PROVIDED RECORDS:
══════════════════════════════

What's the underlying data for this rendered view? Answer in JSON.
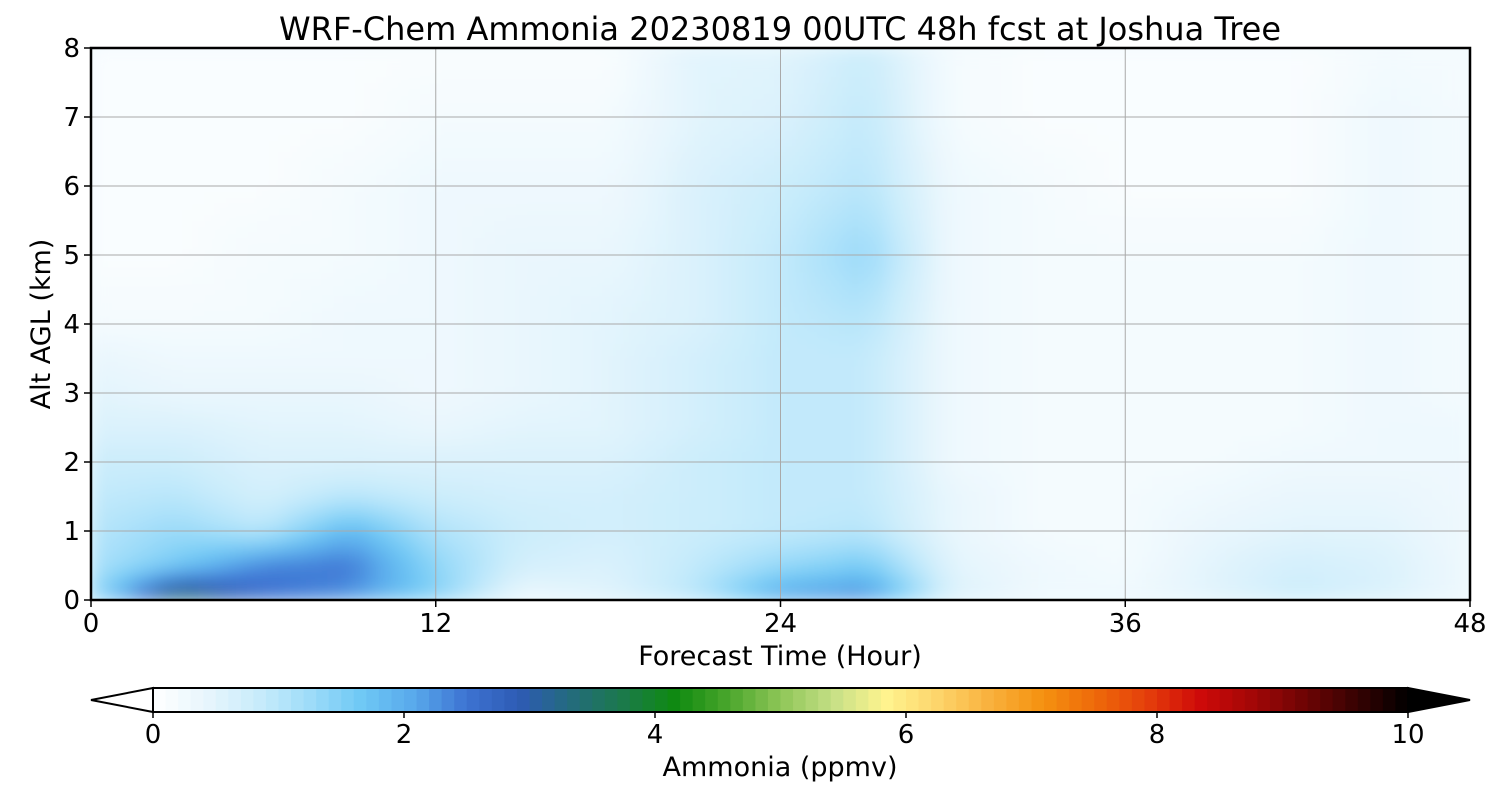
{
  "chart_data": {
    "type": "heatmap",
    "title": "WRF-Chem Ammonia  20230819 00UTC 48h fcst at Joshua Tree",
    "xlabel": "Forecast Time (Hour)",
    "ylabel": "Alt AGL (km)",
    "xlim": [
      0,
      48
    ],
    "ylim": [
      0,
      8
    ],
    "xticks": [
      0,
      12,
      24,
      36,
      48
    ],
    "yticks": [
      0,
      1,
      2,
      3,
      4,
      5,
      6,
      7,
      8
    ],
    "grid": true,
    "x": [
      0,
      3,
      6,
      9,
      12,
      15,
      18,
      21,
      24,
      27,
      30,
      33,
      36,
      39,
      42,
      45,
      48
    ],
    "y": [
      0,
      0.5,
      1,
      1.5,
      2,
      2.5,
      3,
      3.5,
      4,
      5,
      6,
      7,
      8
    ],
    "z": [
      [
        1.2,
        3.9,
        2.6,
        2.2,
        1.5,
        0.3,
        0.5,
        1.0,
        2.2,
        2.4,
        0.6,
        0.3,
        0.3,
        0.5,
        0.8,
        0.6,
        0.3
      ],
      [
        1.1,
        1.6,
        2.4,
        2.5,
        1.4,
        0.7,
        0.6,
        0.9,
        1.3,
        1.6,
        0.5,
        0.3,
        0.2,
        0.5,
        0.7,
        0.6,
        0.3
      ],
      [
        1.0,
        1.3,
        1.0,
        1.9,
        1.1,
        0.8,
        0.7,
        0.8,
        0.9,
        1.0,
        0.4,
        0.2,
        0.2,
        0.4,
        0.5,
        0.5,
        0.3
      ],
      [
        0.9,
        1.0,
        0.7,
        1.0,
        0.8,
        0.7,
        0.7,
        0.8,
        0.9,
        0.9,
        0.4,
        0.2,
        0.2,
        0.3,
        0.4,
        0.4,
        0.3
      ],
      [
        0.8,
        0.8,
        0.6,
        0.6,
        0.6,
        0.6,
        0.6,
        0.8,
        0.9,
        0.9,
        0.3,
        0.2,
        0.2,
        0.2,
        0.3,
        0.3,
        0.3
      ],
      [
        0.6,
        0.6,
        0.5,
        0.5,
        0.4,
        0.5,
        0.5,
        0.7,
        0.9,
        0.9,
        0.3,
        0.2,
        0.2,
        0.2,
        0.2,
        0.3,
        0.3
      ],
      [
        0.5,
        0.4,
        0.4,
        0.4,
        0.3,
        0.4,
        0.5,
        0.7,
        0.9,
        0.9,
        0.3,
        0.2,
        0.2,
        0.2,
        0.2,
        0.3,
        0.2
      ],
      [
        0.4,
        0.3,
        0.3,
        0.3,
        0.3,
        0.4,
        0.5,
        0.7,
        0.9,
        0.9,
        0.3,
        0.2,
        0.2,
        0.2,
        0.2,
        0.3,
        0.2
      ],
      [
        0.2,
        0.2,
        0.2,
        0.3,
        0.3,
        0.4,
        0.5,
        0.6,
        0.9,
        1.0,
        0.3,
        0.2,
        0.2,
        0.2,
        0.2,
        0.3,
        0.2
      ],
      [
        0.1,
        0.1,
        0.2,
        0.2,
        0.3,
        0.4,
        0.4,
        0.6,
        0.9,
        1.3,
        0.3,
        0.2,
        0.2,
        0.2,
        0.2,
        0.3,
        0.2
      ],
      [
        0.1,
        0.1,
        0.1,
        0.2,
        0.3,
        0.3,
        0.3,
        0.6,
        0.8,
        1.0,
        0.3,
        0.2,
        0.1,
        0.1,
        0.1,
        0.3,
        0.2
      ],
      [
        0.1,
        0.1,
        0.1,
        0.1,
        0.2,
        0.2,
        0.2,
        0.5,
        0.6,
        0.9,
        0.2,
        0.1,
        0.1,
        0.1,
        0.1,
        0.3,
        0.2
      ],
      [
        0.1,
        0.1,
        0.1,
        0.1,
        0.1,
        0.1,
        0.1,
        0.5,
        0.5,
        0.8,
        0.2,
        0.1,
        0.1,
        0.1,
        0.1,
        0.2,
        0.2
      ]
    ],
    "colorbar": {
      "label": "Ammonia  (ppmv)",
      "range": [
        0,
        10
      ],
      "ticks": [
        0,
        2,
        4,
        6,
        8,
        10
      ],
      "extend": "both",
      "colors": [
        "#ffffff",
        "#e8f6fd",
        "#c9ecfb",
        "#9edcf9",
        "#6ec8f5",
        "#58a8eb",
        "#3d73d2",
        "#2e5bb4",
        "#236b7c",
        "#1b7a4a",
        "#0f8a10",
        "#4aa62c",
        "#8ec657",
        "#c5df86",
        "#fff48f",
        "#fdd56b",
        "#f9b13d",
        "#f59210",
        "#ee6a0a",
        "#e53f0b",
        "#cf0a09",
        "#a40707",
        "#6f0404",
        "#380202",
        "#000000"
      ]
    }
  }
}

══════════════════════════════

WHAT TO DO:
Your task is to copy the entries in full and exactly, without any images.

THE OUTPUT:
What's the underlying data for this rendered view? Answer in JSON.
{
  "chart_data": {
    "type": "heatmap",
    "title": "WRF-Chem Ammonia  20230819 00UTC 48h fcst at Joshua Tree",
    "xlabel": "Forecast Time (Hour)",
    "ylabel": "Alt AGL (km)",
    "xlim": [
      0,
      48
    ],
    "ylim": [
      0,
      8
    ],
    "xticks": [
      0,
      12,
      24,
      36,
      48
    ],
    "yticks": [
      0,
      1,
      2,
      3,
      4,
      5,
      6,
      7,
      8
    ],
    "grid": true,
    "x": [
      0,
      3,
      6,
      9,
      12,
      15,
      18,
      21,
      24,
      27,
      30,
      33,
      36,
      39,
      42,
      45,
      48
    ],
    "y": [
      0,
      0.5,
      1,
      1.5,
      2,
      2.5,
      3,
      3.5,
      4,
      5,
      6,
      7,
      8
    ],
    "z": [
      [
        1.2,
        3.9,
        2.6,
        2.2,
        1.5,
        0.3,
        0.5,
        1.0,
        2.2,
        2.4,
        0.6,
        0.3,
        0.3,
        0.5,
        0.8,
        0.6,
        0.3
      ],
      [
        1.1,
        1.6,
        2.4,
        2.5,
        1.4,
        0.7,
        0.6,
        0.9,
        1.3,
        1.6,
        0.5,
        0.3,
        0.2,
        0.5,
        0.7,
        0.6,
        0.3
      ],
      [
        1.0,
        1.3,
        1.0,
        1.9,
        1.1,
        0.8,
        0.7,
        0.8,
        0.9,
        1.0,
        0.4,
        0.2,
        0.2,
        0.4,
        0.5,
        0.5,
        0.3
      ],
      [
        0.9,
        1.0,
        0.7,
        1.0,
        0.8,
        0.7,
        0.7,
        0.8,
        0.9,
        0.9,
        0.4,
        0.2,
        0.2,
        0.3,
        0.4,
        0.4,
        0.3
      ],
      [
        0.8,
        0.8,
        0.6,
        0.6,
        0.6,
        0.6,
        0.6,
        0.8,
        0.9,
        0.9,
        0.3,
        0.2,
        0.2,
        0.2,
        0.3,
        0.3,
        0.3
      ],
      [
        0.6,
        0.6,
        0.5,
        0.5,
        0.4,
        0.5,
        0.5,
        0.7,
        0.9,
        0.9,
        0.3,
        0.2,
        0.2,
        0.2,
        0.2,
        0.3,
        0.3
      ],
      [
        0.5,
        0.4,
        0.4,
        0.4,
        0.3,
        0.4,
        0.5,
        0.7,
        0.9,
        0.9,
        0.3,
        0.2,
        0.2,
        0.2,
        0.2,
        0.3,
        0.2
      ],
      [
        0.4,
        0.3,
        0.3,
        0.3,
        0.3,
        0.4,
        0.5,
        0.7,
        0.9,
        0.9,
        0.3,
        0.2,
        0.2,
        0.2,
        0.2,
        0.3,
        0.2
      ],
      [
        0.2,
        0.2,
        0.2,
        0.3,
        0.3,
        0.4,
        0.5,
        0.6,
        0.9,
        1.0,
        0.3,
        0.2,
        0.2,
        0.2,
        0.2,
        0.3,
        0.2
      ],
      [
        0.1,
        0.1,
        0.2,
        0.2,
        0.3,
        0.4,
        0.4,
        0.6,
        0.9,
        1.3,
        0.3,
        0.2,
        0.2,
        0.2,
        0.2,
        0.3,
        0.2
      ],
      [
        0.1,
        0.1,
        0.1,
        0.2,
        0.3,
        0.3,
        0.3,
        0.6,
        0.8,
        1.0,
        0.3,
        0.2,
        0.1,
        0.1,
        0.1,
        0.3,
        0.2
      ],
      [
        0.1,
        0.1,
        0.1,
        0.1,
        0.2,
        0.2,
        0.2,
        0.5,
        0.6,
        0.9,
        0.2,
        0.1,
        0.1,
        0.1,
        0.1,
        0.3,
        0.2
      ],
      [
        0.1,
        0.1,
        0.1,
        0.1,
        0.1,
        0.1,
        0.1,
        0.5,
        0.5,
        0.8,
        0.2,
        0.1,
        0.1,
        0.1,
        0.1,
        0.2,
        0.2
      ]
    ],
    "colorbar": {
      "label": "Ammonia  (ppmv)",
      "range": [
        0,
        10
      ],
      "ticks": [
        0,
        2,
        4,
        6,
        8,
        10
      ],
      "extend": "both",
      "colors": [
        "#ffffff",
        "#e8f6fd",
        "#c9ecfb",
        "#9edcf9",
        "#6ec8f5",
        "#58a8eb",
        "#3d73d2",
        "#2e5bb4",
        "#236b7c",
        "#1b7a4a",
        "#0f8a10",
        "#4aa62c",
        "#8ec657",
        "#c5df86",
        "#fff48f",
        "#fdd56b",
        "#f9b13d",
        "#f59210",
        "#ee6a0a",
        "#e53f0b",
        "#cf0a09",
        "#a40707",
        "#6f0404",
        "#380202",
        "#000000"
      ]
    }
  }
}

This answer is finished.